— start of RECORDS PROVIDED —

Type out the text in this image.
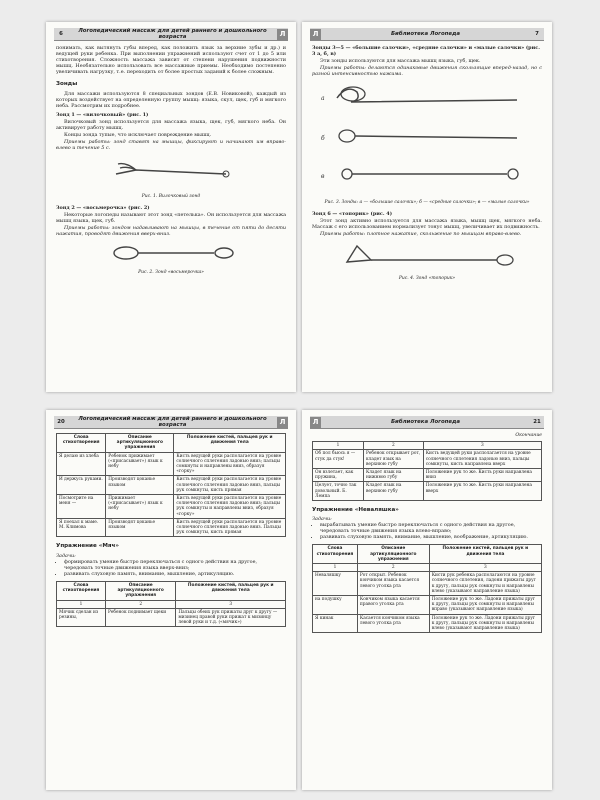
6	Логопедический массаж для детей раннего и дошкольного возраста	Л

понимать, как вытянуть губы вперед, как положить язык за верхние зубы и др.) и ведущей руки ребенка. При выполнении упражнений используют счет от 1 до 5 или стихотворения. Сложность массажа зависит от степени нарушения подвижности мышц. Необязательно использовать все массажные приемы. Необходимо постепенно увеличивать нагрузку, т.е. переходить от более простых заданий к более сложным.

Зонды

Для массажи используются 8 специальных зондов (Е.В. Новиковой), каждый из которых воздействует на определенную группу мышц: языка, скул, щек, губ и мягкого неба. Рассмотрим их подробнее.

Зонд 1 — «вилочковый» (рис. 1)

Вилочковый зонд используется для массажа языка, щек, губ, мягкого неба. Он активирует работу мышц.

Концы зонда тупые, что исключает повреждение мышц.

Приемы работы: зонд ставят на мышцы, фиксируют и начинают им вправо-влево и течение 5 с.

Рис. 1. Вилочковый зонд
Зонд 2 — «восьмерочка» (рис. 2)

Некоторые логопеды называют этот зонд «петелька». Он используется для массажа мышц языка, щек, губ.

Приемы работы: зондом надавливают на мышцы, в течение от пяти до десяти нажатия, проводят движения вверх-вниз.

Рис. 2. Зонд «восьмерочка»
Л	Библиотека Логопеда	7
Зонды 3—5 — «большие салочки», «средние салочки» и «малые салочки» (рис. 3 а, б, в)

Эти зонды используются для массажа мышц языка, губ, щек.

Приемы работы: делаются одинаковые движения скользящие вперед-назад, но с разной интенсивностью нажима.

а
б
в
Рис. 3. Зонды: а — «большие салочки»; б — «средние салочки»; в — «малые салочки»
Зонд 6 — «топорик» (рис. 4)

Этот зонд активно используется для массажа языка, мышц щек, мягкого неба. Массаж с его использованием нормализует тонус мышц, увеличивает их подвижность.

Приемы работы: плотное нажатие, скольжение по мышцам вправо-влево.

Рис. 4. Зонд «топорик»
20	Логопедический массаж для детей раннего и дошкольного возраста	Л
Слова стихотворения	Описание артикуляционного упражнения	Положение кистей, пальцев рук и движения тела
Я делаю из хлеба	Ребенок прижимает («присасывает») язык к небу	Кисть ведущей руки располагается на уровне солнечного сплетения ладонью вниз; пальцы сомкнуты и направлены вниз, образуя «горку»
И держусь руками.	Производят цоканье языком	Кисть ведущей руки располагается на уровне солнечного сплетения ладонью вниз, пальцы рук сомкнуты, кисть прямая
Посмотрите на меня —	Прижимает («присасывает») язык к небу	Кисть ведущей руки располагается на уровне солнечного сплетения ладонью вниз; пальцы рук сомкнуты и направлены вниз, образуя «горку»
Я поехал к маме. М. Климова	Производят цоканье языком	Кисть ведущей руки располагается на уровне солнечного сплетения ладонью вниз. Пальцы рук сомкнуты, кисть прямая
Упражнение «Мяч»
Задачи:
• формировать умение быстро переключаться с одного действия на другое, чередовать точные движения языка вверх-вниз;
• развивать слуховую память, внимание, мышление, артикуляцию.
Слова стихотворения	Описание артикуляционного упражнения	Положение кистей, пальцев рук и движения тела
1	2	3
Мячик сделан из резины,	Ребенок поднимает щеки	Пальцы обеих рук прижаты друг к другу — мизинец правой руки прижат к мизинцу левой руки и т.д. («мячик»)
Л	Библиотека Логопеда	21
Окончание
1	2	3
Об пол бьюсь я — стук да стук!	Ребенок открывает рот, кладет язык на верхнюю губу	Кисть ведущей руки располагается на уровне солнечного сплетения ладонью вниз, пальцы сомкнуты, кисть направлена вверх
Он взлетает, как пружина,	Кладет язык на нижнюю губу	Положение рук то же. Кисть руки направлена вниз
Целует, точно так довольный. Б. Лемпа	Кладет язык на верхнюю губу	Положение рук то же. Кисть руки направлена вверх
Упражнение «Неваляшка»
Задачи:
• вырабатывать умение быстро переключаться с одного действия на другое, чередовать точные движения языка влево-вправо;
• развивать слуховую память, внимание, мышление, воображение, артикуляцию.
Слова стихотворения	Описание артикуляционного упражнения	Положение кистей, пальцев рук и движения тела
1	2	3
Неваляшку	Рот открыт. Ребенок кончиком языка касается левого уголка рта	Кисти рук ребенка располагаются на уровне солнечного сплетения, ладони прижаты друг к другу, пальцы рук сомкнуты и направлены влево (указывают направление языка)
на подушку	Кончиком языка касается правого уголка рта	Положение рук то же. Ладони прижаты друг к другу, пальцы рук сомкнуты и направлены вправо (указывают направление языка)
Я кинак	Касается кончиком языка левого уголка рта	Положение рук то же. Ладони прижаты друг к другу, пальцы рук сомкнуты и направлены влево (указывают направление языка)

— end of RECORDS PROVIDED —

■ **EXERCISE REQUIREMENTS**:
Return all of the entries exactly as written, but drop any pictures they hold.

■ **FULL OUTPUT**:
Type out the text in this image.
6	Логопедический массаж для детей раннего и дошкольного возраста	Л

понимать, как вытянуть губы вперед, как положить язык за верхние зубы и др.) и ведущей руки ребенка. При выполнении упражнений используют счет от 1 до 5 или стихотворения. Сложность массажа зависит от степени нарушения подвижности мышц. Необязательно использовать все массажные приемы. Необходимо постепенно увеличивать нагрузку, т.е. переходить от более простых заданий к более сложным.

Зонды

Для массажи используются 8 специальных зондов (Е.В. Новиковой), каждый из которых воздействует на определенную группу мышц: языка, скул, щек, губ и мягкого неба. Рассмотрим их подробнее.

Зонд 1 — «вилочковый» (рис. 1)

Вилочковый зонд используется для массажа языка, щек, губ, мягкого неба. Он активирует работу мышц.

Концы зонда тупые, что исключает повреждение мышц.

Приемы работы: зонд ставят на мышцы, фиксируют и начинают им вправо-влево и течение 5 с.

Рис. 1. Вилочковый зонд
Зонд 2 — «восьмерочка» (рис. 2)

Некоторые логопеды называют этот зонд «петелька». Он используется для массажа мышц языка, щек, губ.

Приемы работы: зондом надавливают на мышцы, в течение от пяти до десяти нажатия, проводят движения вверх-вниз.

Рис. 2. Зонд «восьмерочка»
Л	Библиотека Логопеда	7
Зонды 3—5 — «большие салочки», «средние салочки» и «малые салочки» (рис. 3 а, б, в)

Эти зонды используются для массажа мышц языка, губ, щек.

Приемы работы: делаются одинаковые движения скользящие вперед-назад, но с разной интенсивностью нажима.

а
б
в
Рис. 3. Зонды: а — «большие салочки»; б — «средние салочки»; в — «малые салочки»
Зонд 6 — «топорик» (рис. 4)

Этот зонд активно используется для массажа языка, мышц щек, мягкого неба. Массаж с его использованием нормализует тонус мышц, увеличивает их подвижность.

Приемы работы: плотное нажатие, скольжение по мышцам вправо-влево.

Рис. 4. Зонд «топорик»
20	Логопедический массаж для детей раннего и дошкольного возраста	Л
Слова стихотворения	Описание артикуляционного упражнения	Положение кистей, пальцев рук и движения тела
Я делаю из хлеба	Ребенок прижимает («присасывает») язык к небу	Кисть ведущей руки располагается на уровне солнечного сплетения ладонью вниз; пальцы сомкнуты и направлены вниз, образуя «горку»
И держусь руками.	Производят цоканье языком	Кисть ведущей руки располагается на уровне солнечного сплетения ладонью вниз, пальцы рук сомкнуты, кисть прямая
Посмотрите на меня —	Прижимает («присасывает») язык к небу	Кисть ведущей руки располагается на уровне солнечного сплетения ладонью вниз; пальцы рук сомкнуты и направлены вниз, образуя «горку»
Я поехал к маме. М. Климова	Производят цоканье языком	Кисть ведущей руки располагается на уровне солнечного сплетения ладонью вниз. Пальцы рук сомкнуты, кисть прямая
Упражнение «Мяч»
Задачи:
• формировать умение быстро переключаться с одного действия на другое, чередовать точные движения языка вверх-вниз;
• развивать слуховую память, внимание, мышление, артикуляцию.
Слова стихотворения	Описание артикуляционного упражнения	Положение кистей, пальцев рук и движения тела
1	2	3
Мячик сделан из резины,	Ребенок поднимает щеки	Пальцы обеих рук прижаты друг к другу — мизинец правой руки прижат к мизинцу левой руки и т.д. («мячик»)
Л	Библиотека Логопеда	21
Окончание
1	2	3
Об пол бьюсь я — стук да стук!	Ребенок открывает рот, кладет язык на верхнюю губу	Кисть ведущей руки располагается на уровне солнечного сплетения ладонью вниз, пальцы сомкнуты, кисть направлена вверх
Он взлетает, как пружина,	Кладет язык на нижнюю губу	Положение рук то же. Кисть руки направлена вниз
Целует, точно так довольный. Б. Лемпа	Кладет язык на верхнюю губу	Положение рук то же. Кисть руки направлена вверх
Упражнение «Неваляшка»
Задачи:
• вырабатывать умение быстро переключаться с одного действия на другое, чередовать точные движения языка влево-вправо;
• развивать слуховую память, внимание, мышление, воображение, артикуляцию.
Слова стихотворения	Описание артикуляционного упражнения	Положение кистей, пальцев рук и движения тела
1	2	3
Неваляшку	Рот открыт. Ребенок кончиком языка касается левого уголка рта	Кисти рук ребенка располагаются на уровне солнечного сплетения, ладони прижаты друг к другу, пальцы рук сомкнуты и направлены влево (указывают направление языка)
на подушку	Кончиком языка касается правого уголка рта	Положение рук то же. Ладони прижаты друг к другу, пальцы рук сомкнуты и направлены вправо (указывают направление языка)
Я кинак	Касается кончиком языка левого уголка рта	Положение рук то же. Ладони прижаты друг к другу, пальцы рук сомкнуты и направлены влево (указывают направление языка)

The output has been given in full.